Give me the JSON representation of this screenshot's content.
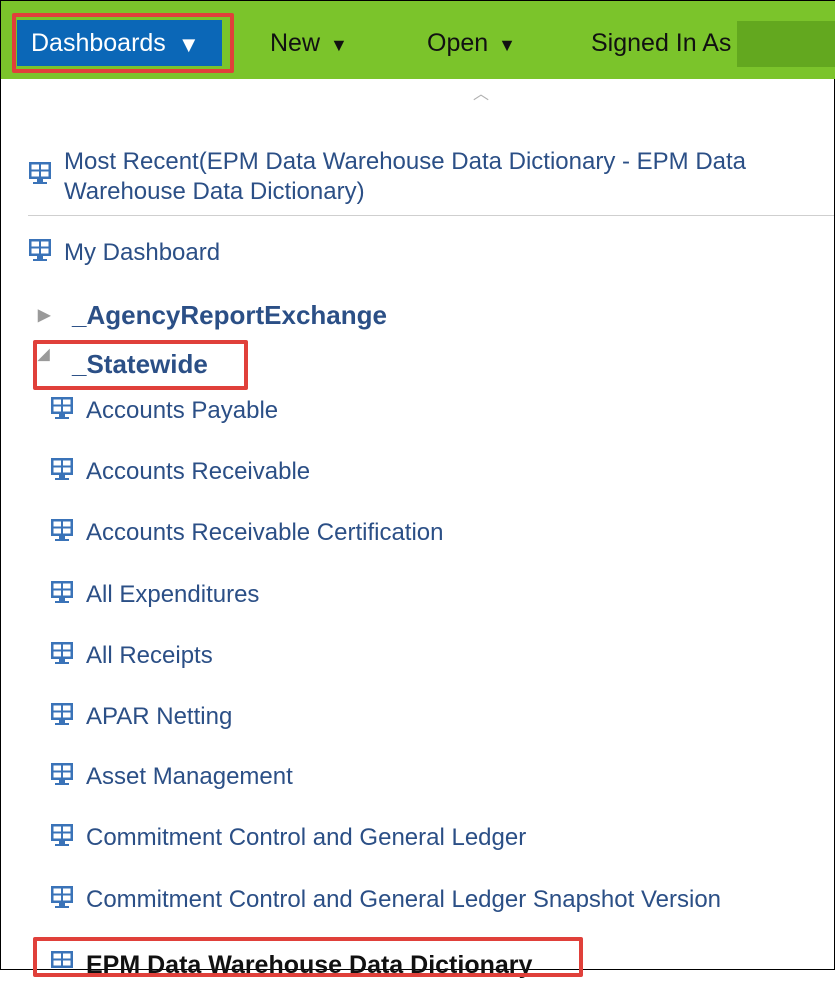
{
  "menubar": {
    "dashboards_label": "Dashboards",
    "new_label": "New",
    "open_label": "Open",
    "signed_in_label": "Signed In As"
  },
  "dropdown": {
    "most_recent": "Most Recent(EPM Data Warehouse Data Dictionary - EPM Data Warehouse Data Dictionary)",
    "my_dashboard": "My Dashboard",
    "folders": [
      {
        "label": "_AgencyReportExchange",
        "expanded": false
      },
      {
        "label": "_Statewide",
        "expanded": true
      }
    ],
    "statewide_items": [
      "Accounts Payable",
      "Accounts Receivable",
      "Accounts Receivable Certification",
      "All Expenditures",
      "All Receipts",
      "APAR Netting",
      "Asset Management",
      "Commitment Control and General Ledger",
      "Commitment Control and General Ledger Snapshot Version"
    ],
    "partial_item": "EPM Data Warehouse Data Dictionary"
  },
  "icons": {
    "menu_arrow": "caret-down-icon",
    "dashboard": "dashboard-icon",
    "scroll_up": "chevron-up-icon",
    "collapsed_folder": "triangle-right-icon",
    "expanded_folder": "triangle-down-icon"
  },
  "colors": {
    "menubar": "#7bc42b",
    "active_menu": "#0b67b7",
    "link_text": "#2b4f86",
    "highlight_box": "#e0403a"
  }
}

※

Description of the task → Look through the data above. Find each line with the string "Control" and copy it.

Reply to the task →
      "Commitment Control and General Ledger",
      "Commitment Control and General Ledger Snapshot Version"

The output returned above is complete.